» Exercise task: Without omitting anything, return the records precisely as given.

Begin

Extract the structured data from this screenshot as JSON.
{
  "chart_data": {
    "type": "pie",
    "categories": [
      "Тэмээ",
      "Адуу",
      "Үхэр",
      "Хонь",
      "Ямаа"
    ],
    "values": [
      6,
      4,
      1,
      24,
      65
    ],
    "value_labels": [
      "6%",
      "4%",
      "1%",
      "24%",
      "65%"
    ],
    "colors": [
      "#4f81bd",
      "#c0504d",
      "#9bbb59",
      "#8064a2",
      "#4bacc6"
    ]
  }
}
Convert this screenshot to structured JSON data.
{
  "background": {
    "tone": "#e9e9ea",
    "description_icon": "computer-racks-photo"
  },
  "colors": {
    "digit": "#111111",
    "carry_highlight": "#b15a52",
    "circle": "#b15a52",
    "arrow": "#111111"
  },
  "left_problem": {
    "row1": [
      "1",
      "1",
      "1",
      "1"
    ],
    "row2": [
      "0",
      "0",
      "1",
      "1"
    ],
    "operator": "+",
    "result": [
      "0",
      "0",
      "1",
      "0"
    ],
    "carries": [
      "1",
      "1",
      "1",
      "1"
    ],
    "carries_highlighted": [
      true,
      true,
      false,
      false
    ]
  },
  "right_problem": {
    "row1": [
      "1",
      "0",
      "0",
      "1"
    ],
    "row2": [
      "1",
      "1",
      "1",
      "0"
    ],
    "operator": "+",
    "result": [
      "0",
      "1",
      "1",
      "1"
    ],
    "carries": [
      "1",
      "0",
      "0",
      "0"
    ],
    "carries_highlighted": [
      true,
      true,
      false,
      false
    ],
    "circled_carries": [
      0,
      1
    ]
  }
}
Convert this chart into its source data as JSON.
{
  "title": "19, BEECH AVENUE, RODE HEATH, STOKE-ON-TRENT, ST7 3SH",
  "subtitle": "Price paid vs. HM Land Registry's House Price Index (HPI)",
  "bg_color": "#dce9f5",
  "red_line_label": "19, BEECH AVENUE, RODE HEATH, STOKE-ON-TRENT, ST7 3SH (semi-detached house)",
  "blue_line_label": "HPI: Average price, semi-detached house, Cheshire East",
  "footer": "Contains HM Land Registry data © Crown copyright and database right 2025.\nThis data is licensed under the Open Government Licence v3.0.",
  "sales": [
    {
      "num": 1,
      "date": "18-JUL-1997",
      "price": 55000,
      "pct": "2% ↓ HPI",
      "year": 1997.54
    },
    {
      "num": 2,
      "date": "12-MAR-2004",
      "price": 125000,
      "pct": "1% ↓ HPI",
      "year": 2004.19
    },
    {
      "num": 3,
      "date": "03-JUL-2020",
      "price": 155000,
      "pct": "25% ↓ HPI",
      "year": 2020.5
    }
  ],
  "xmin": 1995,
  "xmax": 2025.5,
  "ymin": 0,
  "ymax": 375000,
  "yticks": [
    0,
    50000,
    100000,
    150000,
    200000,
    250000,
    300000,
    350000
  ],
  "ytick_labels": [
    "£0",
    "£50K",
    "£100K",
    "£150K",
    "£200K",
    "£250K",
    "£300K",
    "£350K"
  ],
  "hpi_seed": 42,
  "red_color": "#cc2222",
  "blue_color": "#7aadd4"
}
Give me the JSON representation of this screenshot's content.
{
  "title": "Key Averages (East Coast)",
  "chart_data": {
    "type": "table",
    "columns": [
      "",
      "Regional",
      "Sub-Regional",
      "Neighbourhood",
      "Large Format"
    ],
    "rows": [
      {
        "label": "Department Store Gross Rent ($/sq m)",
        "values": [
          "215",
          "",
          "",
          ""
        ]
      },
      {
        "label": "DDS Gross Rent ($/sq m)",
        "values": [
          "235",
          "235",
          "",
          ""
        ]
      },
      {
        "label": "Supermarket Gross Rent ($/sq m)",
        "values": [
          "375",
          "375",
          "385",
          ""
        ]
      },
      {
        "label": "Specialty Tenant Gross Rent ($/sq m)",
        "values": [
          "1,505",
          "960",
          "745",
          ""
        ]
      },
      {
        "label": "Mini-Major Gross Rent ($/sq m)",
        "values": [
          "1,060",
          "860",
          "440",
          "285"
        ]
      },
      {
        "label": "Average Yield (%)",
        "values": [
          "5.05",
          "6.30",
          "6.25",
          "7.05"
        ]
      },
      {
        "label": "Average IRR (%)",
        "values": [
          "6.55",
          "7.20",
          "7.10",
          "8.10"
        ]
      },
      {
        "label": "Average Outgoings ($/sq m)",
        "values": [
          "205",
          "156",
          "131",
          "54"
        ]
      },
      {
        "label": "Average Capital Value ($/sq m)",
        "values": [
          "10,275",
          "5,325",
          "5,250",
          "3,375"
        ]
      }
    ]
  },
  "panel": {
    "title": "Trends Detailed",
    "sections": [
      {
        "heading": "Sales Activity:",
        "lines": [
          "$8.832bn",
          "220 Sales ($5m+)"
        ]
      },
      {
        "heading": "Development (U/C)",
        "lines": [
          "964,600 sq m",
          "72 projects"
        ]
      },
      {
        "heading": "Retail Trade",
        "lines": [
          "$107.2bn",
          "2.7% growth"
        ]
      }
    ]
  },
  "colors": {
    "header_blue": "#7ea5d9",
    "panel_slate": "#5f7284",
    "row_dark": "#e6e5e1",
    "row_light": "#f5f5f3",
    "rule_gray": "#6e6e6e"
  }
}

End

» Final result:
Extract the structured data from this screenshot as JSON.
{
  "chart_data": {
    "type": "pie",
    "categories": [
      "Тэмээ",
      "Адуу",
      "Үхэр",
      "Хонь",
      "Ямаа"
    ],
    "values": [
      6,
      4,
      1,
      24,
      65
    ],
    "value_labels": [
      "6%",
      "4%",
      "1%",
      "24%",
      "65%"
    ],
    "colors": [
      "#4f81bd",
      "#c0504d",
      "#9bbb59",
      "#8064a2",
      "#4bacc6"
    ]
  }
}
Convert this screenshot to structured JSON data.
{
  "background": {
    "tone": "#e9e9ea",
    "description_icon": "computer-racks-photo"
  },
  "colors": {
    "digit": "#111111",
    "carry_highlight": "#b15a52",
    "circle": "#b15a52",
    "arrow": "#111111"
  },
  "left_problem": {
    "row1": [
      "1",
      "1",
      "1",
      "1"
    ],
    "row2": [
      "0",
      "0",
      "1",
      "1"
    ],
    "operator": "+",
    "result": [
      "0",
      "0",
      "1",
      "0"
    ],
    "carries": [
      "1",
      "1",
      "1",
      "1"
    ],
    "carries_highlighted": [
      true,
      true,
      false,
      false
    ]
  },
  "right_problem": {
    "row1": [
      "1",
      "0",
      "0",
      "1"
    ],
    "row2": [
      "1",
      "1",
      "1",
      "0"
    ],
    "operator": "+",
    "result": [
      "0",
      "1",
      "1",
      "1"
    ],
    "carries": [
      "1",
      "0",
      "0",
      "0"
    ],
    "carries_highlighted": [
      true,
      true,
      false,
      false
    ],
    "circled_carries": [
      0,
      1
    ]
  }
}
Convert this chart into its source data as JSON.
{
  "title": "19, BEECH AVENUE, RODE HEATH, STOKE-ON-TRENT, ST7 3SH",
  "subtitle": "Price paid vs. HM Land Registry's House Price Index (HPI)",
  "bg_color": "#dce9f5",
  "red_line_label": "19, BEECH AVENUE, RODE HEATH, STOKE-ON-TRENT, ST7 3SH (semi-detached house)",
  "blue_line_label": "HPI: Average price, semi-detached house, Cheshire East",
  "footer": "Contains HM Land Registry data © Crown copyright and database right 2025.\nThis data is licensed under the Open Government Licence v3.0.",
  "sales": [
    {
      "num": 1,
      "date": "18-JUL-1997",
      "price": 55000,
      "pct": "2% ↓ HPI",
      "year": 1997.54
    },
    {
      "num": 2,
      "date": "12-MAR-2004",
      "price": 125000,
      "pct": "1% ↓ HPI",
      "year": 2004.19
    },
    {
      "num": 3,
      "date": "03-JUL-2020",
      "price": 155000,
      "pct": "25% ↓ HPI",
      "year": 2020.5
    }
  ],
  "xmin": 1995,
  "xmax": 2025.5,
  "ymin": 0,
  "ymax": 375000,
  "yticks": [
    0,
    50000,
    100000,
    150000,
    200000,
    250000,
    300000,
    350000
  ],
  "ytick_labels": [
    "£0",
    "£50K",
    "£100K",
    "£150K",
    "£200K",
    "£250K",
    "£300K",
    "£350K"
  ],
  "hpi_seed": 42,
  "red_color": "#cc2222",
  "blue_color": "#7aadd4"
}
Give me the JSON representation of this screenshot's content.
{
  "title": "Key Averages (East Coast)",
  "chart_data": {
    "type": "table",
    "columns": [
      "",
      "Regional",
      "Sub-Regional",
      "Neighbourhood",
      "Large Format"
    ],
    "rows": [
      {
        "label": "Department Store Gross Rent ($/sq m)",
        "values": [
          "215",
          "",
          "",
          ""
        ]
      },
      {
        "label": "DDS Gross Rent ($/sq m)",
        "values": [
          "235",
          "235",
          "",
          ""
        ]
      },
      {
        "label": "Supermarket Gross Rent ($/sq m)",
        "values": [
          "375",
          "375",
          "385",
          ""
        ]
      },
      {
        "label": "Specialty Tenant Gross Rent ($/sq m)",
        "values": [
          "1,505",
          "960",
          "745",
          ""
        ]
      },
      {
        "label": "Mini-Major Gross Rent ($/sq m)",
        "values": [
          "1,060",
          "860",
          "440",
          "285"
        ]
      },
      {
        "label": "Average Yield (%)",
        "values": [
          "5.05",
          "6.30",
          "6.25",
          "7.05"
        ]
      },
      {
        "label": "Average IRR (%)",
        "values": [
          "6.55",
          "7.20",
          "7.10",
          "8.10"
        ]
      },
      {
        "label": "Average Outgoings ($/sq m)",
        "values": [
          "205",
          "156",
          "131",
          "54"
        ]
      },
      {
        "label": "Average Capital Value ($/sq m)",
        "values": [
          "10,275",
          "5,325",
          "5,250",
          "3,375"
        ]
      }
    ]
  },
  "panel": {
    "title": "Trends Detailed",
    "sections": [
      {
        "heading": "Sales Activity:",
        "lines": [
          "$8.832bn",
          "220 Sales ($5m+)"
        ]
      },
      {
        "heading": "Development (U/C)",
        "lines": [
          "964,600 sq m",
          "72 projects"
        ]
      },
      {
        "heading": "Retail Trade",
        "lines": [
          "$107.2bn",
          "2.7% growth"
        ]
      }
    ]
  },
  "colors": {
    "header_blue": "#7ea5d9",
    "panel_slate": "#5f7284",
    "row_dark": "#e6e5e1",
    "row_light": "#f5f5f3",
    "rule_gray": "#6e6e6e"
  }
}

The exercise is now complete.